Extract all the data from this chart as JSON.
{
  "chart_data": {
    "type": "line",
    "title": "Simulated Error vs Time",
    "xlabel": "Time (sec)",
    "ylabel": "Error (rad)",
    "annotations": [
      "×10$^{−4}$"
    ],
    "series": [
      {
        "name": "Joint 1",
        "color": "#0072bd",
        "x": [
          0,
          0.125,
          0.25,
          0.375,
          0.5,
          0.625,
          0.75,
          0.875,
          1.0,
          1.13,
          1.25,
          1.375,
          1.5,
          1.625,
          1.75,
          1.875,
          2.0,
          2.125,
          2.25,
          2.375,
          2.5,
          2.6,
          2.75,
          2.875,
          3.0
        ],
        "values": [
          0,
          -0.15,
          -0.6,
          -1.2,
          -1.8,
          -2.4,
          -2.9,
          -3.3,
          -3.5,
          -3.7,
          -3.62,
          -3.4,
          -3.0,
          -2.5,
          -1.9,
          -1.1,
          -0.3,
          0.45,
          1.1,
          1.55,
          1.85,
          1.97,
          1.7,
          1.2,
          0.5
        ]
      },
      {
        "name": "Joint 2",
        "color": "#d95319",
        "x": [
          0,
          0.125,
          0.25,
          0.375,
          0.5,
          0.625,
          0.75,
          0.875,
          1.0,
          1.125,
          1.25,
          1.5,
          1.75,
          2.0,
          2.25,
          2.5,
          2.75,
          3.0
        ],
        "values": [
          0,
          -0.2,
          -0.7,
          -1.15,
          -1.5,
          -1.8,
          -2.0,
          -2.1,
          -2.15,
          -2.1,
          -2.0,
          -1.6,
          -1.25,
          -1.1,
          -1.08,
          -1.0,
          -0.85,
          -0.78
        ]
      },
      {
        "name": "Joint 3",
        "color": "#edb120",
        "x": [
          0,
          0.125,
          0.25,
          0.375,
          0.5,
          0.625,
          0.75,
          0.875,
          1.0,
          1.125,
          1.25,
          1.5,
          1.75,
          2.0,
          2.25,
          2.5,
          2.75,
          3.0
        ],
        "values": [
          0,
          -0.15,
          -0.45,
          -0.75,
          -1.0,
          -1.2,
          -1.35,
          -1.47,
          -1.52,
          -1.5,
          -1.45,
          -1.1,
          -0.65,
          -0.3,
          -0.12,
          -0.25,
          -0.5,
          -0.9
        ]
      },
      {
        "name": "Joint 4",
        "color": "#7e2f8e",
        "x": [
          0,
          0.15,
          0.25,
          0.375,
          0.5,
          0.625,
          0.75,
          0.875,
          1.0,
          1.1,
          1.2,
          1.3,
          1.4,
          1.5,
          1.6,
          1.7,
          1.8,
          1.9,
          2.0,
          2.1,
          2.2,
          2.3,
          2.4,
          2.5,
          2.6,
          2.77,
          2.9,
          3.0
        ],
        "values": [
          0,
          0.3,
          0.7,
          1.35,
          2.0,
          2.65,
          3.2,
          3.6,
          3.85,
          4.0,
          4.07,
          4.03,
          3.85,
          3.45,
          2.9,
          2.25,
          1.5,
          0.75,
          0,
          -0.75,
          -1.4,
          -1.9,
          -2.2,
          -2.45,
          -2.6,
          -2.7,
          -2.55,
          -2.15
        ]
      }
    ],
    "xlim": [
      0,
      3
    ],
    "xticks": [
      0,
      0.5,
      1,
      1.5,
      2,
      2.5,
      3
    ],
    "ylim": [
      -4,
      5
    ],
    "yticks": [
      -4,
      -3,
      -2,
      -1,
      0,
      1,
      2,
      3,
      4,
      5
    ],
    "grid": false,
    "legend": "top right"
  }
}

Aim
Filter the records above and return every line that holds the word "Time".

Exercise result
    "title": "Simulated Error vs Time",
    "xlabel": "Time (sec)",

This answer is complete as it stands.